- INFORMATION SHOWN
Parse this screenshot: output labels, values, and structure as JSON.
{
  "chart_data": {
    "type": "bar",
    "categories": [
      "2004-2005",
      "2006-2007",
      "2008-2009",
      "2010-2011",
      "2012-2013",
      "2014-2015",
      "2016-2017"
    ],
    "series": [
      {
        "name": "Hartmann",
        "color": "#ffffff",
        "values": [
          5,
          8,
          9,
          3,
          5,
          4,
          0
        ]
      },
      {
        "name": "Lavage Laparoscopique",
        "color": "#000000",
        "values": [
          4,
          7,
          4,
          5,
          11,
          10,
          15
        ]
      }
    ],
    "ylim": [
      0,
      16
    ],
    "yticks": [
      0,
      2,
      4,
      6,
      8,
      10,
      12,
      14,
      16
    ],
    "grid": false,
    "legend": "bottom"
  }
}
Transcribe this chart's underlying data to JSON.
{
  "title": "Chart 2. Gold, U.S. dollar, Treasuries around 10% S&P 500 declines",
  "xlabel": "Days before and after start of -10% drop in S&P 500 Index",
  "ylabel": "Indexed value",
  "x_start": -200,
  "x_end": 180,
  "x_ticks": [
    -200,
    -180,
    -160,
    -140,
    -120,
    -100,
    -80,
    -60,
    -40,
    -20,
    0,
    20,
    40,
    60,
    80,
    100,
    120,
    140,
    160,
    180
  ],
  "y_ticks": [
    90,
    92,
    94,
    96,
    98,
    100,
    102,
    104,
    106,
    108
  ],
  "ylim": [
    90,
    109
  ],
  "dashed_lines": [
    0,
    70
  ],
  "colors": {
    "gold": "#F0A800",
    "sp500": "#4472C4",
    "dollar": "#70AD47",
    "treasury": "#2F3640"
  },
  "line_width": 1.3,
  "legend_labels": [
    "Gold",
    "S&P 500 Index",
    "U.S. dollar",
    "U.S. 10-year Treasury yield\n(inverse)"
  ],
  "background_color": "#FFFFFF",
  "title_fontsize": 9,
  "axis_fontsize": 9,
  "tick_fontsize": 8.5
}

- DIRECTIONS
Each entry above needs to be retyped exactly.

- PROBLEM SOLUTION
Parse this screenshot: output labels, values, and structure as JSON.
{
  "chart_data": {
    "type": "bar",
    "categories": [
      "2004-2005",
      "2006-2007",
      "2008-2009",
      "2010-2011",
      "2012-2013",
      "2014-2015",
      "2016-2017"
    ],
    "series": [
      {
        "name": "Hartmann",
        "color": "#ffffff",
        "values": [
          5,
          8,
          9,
          3,
          5,
          4,
          0
        ]
      },
      {
        "name": "Lavage Laparoscopique",
        "color": "#000000",
        "values": [
          4,
          7,
          4,
          5,
          11,
          10,
          15
        ]
      }
    ],
    "ylim": [
      0,
      16
    ],
    "yticks": [
      0,
      2,
      4,
      6,
      8,
      10,
      12,
      14,
      16
    ],
    "grid": false,
    "legend": "bottom"
  }
}
Transcribe this chart's underlying data to JSON.
{
  "title": "Chart 2. Gold, U.S. dollar, Treasuries around 10% S&P 500 declines",
  "xlabel": "Days before and after start of -10% drop in S&P 500 Index",
  "ylabel": "Indexed value",
  "x_start": -200,
  "x_end": 180,
  "x_ticks": [
    -200,
    -180,
    -160,
    -140,
    -120,
    -100,
    -80,
    -60,
    -40,
    -20,
    0,
    20,
    40,
    60,
    80,
    100,
    120,
    140,
    160,
    180
  ],
  "y_ticks": [
    90,
    92,
    94,
    96,
    98,
    100,
    102,
    104,
    106,
    108
  ],
  "ylim": [
    90,
    109
  ],
  "dashed_lines": [
    0,
    70
  ],
  "colors": {
    "gold": "#F0A800",
    "sp500": "#4472C4",
    "dollar": "#70AD47",
    "treasury": "#2F3640"
  },
  "line_width": 1.3,
  "legend_labels": [
    "Gold",
    "S&P 500 Index",
    "U.S. dollar",
    "U.S. 10-year Treasury yield\n(inverse)"
  ],
  "background_color": "#FFFFFF",
  "title_fontsize": 9,
  "axis_fontsize": 9,
  "tick_fontsize": 8.5
}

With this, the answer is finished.